Entries from a dataset:
— start —
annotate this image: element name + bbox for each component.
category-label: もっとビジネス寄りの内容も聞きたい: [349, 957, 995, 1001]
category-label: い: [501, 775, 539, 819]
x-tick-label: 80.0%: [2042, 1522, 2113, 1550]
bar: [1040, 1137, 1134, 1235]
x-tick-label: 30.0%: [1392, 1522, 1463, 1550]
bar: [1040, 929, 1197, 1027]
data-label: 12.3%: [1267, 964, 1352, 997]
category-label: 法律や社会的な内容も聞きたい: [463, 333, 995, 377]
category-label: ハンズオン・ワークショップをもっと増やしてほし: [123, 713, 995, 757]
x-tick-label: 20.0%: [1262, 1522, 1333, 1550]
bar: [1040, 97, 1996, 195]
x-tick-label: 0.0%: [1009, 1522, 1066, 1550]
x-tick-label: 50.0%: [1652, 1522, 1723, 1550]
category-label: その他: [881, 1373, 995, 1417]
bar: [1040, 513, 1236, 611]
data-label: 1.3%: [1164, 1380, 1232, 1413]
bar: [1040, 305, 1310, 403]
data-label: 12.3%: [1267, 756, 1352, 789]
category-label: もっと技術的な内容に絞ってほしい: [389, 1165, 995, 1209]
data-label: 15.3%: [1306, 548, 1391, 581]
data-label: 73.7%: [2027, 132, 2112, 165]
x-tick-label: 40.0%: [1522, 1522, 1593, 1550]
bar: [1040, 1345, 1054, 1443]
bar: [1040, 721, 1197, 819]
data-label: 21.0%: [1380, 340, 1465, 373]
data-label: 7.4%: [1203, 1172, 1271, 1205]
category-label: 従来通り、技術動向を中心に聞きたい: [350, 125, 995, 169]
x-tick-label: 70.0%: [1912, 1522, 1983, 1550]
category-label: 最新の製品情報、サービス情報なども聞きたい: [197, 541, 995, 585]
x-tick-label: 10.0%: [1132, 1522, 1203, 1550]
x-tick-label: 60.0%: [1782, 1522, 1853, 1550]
— end —
__WHAT THE EXERCISE ASKS__
Present the material from its first line through the line containing "x-tick-label: 70.0%: [1912, 1522, 1983, 1550]" as a Markdown table with the columns Row and Line, numbering each row and leaving out blank lines.

__SOLUTION FOR THIS PROBLEM__
| Row | Line |
|---|---|
| 1 | annotate this image: element name + bbox for each component. |
| 2 | category-label: もっとビジネス寄りの内容も聞きたい: [349, 957, 995, 1001] |
| 3 | category-label: い: [501, 775, 539, 819] |
| 4 | x-tick-label: 80.0%: [2042, 1522, 2113, 1550] |
| 5 | bar: [1040, 1137, 1134, 1235] |
| 6 | x-tick-label: 30.0%: [1392, 1522, 1463, 1550] |
| 7 | bar: [1040, 929, 1197, 1027] |
| 8 | data-label: 12.3%: [1267, 964, 1352, 997] |
| 9 | category-label: 法律や社会的な内容も聞きたい: [463, 333, 995, 377] |
| 10 | category-label: ハンズオン・ワークショップをもっと増やしてほし: [123, 713, 995, 757] |
| 11 | x-tick-label: 20.0%: [1262, 1522, 1333, 1550] |
| 12 | bar: [1040, 97, 1996, 195] |
| 13 | x-tick-label: 0.0%: [1009, 1522, 1066, 1550] |
| 14 | x-tick-label: 50.0%: [1652, 1522, 1723, 1550] |
| 15 | category-label: その他: [881, 1373, 995, 1417] |
| 16 | bar: [1040, 513, 1236, 611] |
| 17 | data-label: 1.3%: [1164, 1380, 1232, 1413] |
| 18 | bar: [1040, 305, 1310, 403] |
| 19 | data-label: 12.3%: [1267, 756, 1352, 789] |
| 20 | category-label: もっと技術的な内容に絞ってほしい: [389, 1165, 995, 1209] |
| 21 | data-label: 15.3%: [1306, 548, 1391, 581] |
| 22 | data-label: 73.7%: [2027, 132, 2112, 165] |
| 23 | x-tick-label: 40.0%: [1522, 1522, 1593, 1550] |
| 24 | bar: [1040, 1345, 1054, 1443] |
| 25 | bar: [1040, 721, 1197, 819] |
| 26 | data-label: 21.0%: [1380, 340, 1465, 373] |
| 27 | data-label: 7.4%: [1203, 1172, 1271, 1205] |
| 28 | category-label: 従来通り、技術動向を中心に聞きたい: [350, 125, 995, 169] |
| 29 | x-tick-label: 70.0%: [1912, 1522, 1983, 1550] |